• Input:
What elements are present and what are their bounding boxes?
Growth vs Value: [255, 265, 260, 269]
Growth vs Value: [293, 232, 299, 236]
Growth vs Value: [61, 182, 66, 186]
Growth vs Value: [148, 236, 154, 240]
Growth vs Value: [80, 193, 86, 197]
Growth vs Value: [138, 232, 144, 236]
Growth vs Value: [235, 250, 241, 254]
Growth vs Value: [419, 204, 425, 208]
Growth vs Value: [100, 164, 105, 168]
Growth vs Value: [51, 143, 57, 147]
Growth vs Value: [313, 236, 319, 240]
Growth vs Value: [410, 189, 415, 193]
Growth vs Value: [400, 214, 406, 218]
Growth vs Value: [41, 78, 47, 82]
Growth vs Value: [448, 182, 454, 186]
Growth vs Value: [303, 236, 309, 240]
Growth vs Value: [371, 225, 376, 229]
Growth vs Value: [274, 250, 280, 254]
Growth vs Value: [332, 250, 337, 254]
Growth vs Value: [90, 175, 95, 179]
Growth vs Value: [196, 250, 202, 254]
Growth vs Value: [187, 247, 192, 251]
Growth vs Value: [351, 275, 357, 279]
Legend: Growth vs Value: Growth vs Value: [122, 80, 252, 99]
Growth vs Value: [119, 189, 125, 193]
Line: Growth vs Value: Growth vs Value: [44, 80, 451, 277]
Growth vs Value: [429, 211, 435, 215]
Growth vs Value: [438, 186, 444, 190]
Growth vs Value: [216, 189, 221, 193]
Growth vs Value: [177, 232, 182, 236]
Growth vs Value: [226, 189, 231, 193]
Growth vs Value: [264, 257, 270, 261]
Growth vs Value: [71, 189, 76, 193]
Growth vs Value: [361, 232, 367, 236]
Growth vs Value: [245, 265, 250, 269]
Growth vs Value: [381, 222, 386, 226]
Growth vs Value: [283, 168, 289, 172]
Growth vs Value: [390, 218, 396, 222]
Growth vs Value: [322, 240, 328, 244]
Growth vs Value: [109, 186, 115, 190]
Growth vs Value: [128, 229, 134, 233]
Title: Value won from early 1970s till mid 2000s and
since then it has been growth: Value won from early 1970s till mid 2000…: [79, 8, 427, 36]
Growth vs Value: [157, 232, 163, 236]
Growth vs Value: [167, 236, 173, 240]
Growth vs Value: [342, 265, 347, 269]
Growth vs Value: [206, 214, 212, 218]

• Your task: Retype every line of the items above exactly, keeping each line's original wording, punctuation and numbers unchanged.

• Full answer:
What elements are present and what are their bounding boxes?
Growth vs Value: [255, 265, 260, 269]
Growth vs Value: [293, 232, 299, 236]
Growth vs Value: [61, 182, 66, 186]
Growth vs Value: [148, 236, 154, 240]
Growth vs Value: [80, 193, 86, 197]
Growth vs Value: [138, 232, 144, 236]
Growth vs Value: [235, 250, 241, 254]
Growth vs Value: [419, 204, 425, 208]
Growth vs Value: [100, 164, 105, 168]
Growth vs Value: [51, 143, 57, 147]
Growth vs Value: [313, 236, 319, 240]
Growth vs Value: [410, 189, 415, 193]
Growth vs Value: [400, 214, 406, 218]
Growth vs Value: [41, 78, 47, 82]
Growth vs Value: [448, 182, 454, 186]
Growth vs Value: [303, 236, 309, 240]
Growth vs Value: [371, 225, 376, 229]
Growth vs Value: [274, 250, 280, 254]
Growth vs Value: [332, 250, 337, 254]
Growth vs Value: [90, 175, 95, 179]
Growth vs Value: [196, 250, 202, 254]
Growth vs Value: [187, 247, 192, 251]
Growth vs Value: [351, 275, 357, 279]
Legend: Growth vs Value: Growth vs Value: [122, 80, 252, 99]
Growth vs Value: [119, 189, 125, 193]
Line: Growth vs Value: Growth vs Value: [44, 80, 451, 277]
Growth vs Value: [429, 211, 435, 215]
Growth vs Value: [438, 186, 444, 190]
Growth vs Value: [216, 189, 221, 193]
Growth vs Value: [177, 232, 182, 236]
Growth vs Value: [226, 189, 231, 193]
Growth vs Value: [264, 257, 270, 261]
Growth vs Value: [71, 189, 76, 193]
Growth vs Value: [361, 232, 367, 236]
Growth vs Value: [245, 265, 250, 269]
Growth vs Value: [381, 222, 386, 226]
Growth vs Value: [283, 168, 289, 172]
Growth vs Value: [390, 218, 396, 222]
Growth vs Value: [322, 240, 328, 244]
Growth vs Value: [109, 186, 115, 190]
Growth vs Value: [128, 229, 134, 233]
Title: Value won from early 1970s till mid 2000s and
since then it has been growth: Value won from early 1970s till mid 2000…: [79, 8, 427, 36]
Growth vs Value: [157, 232, 163, 236]
Growth vs Value: [167, 236, 173, 240]
Growth vs Value: [342, 265, 347, 269]
Growth vs Value: [206, 214, 212, 218]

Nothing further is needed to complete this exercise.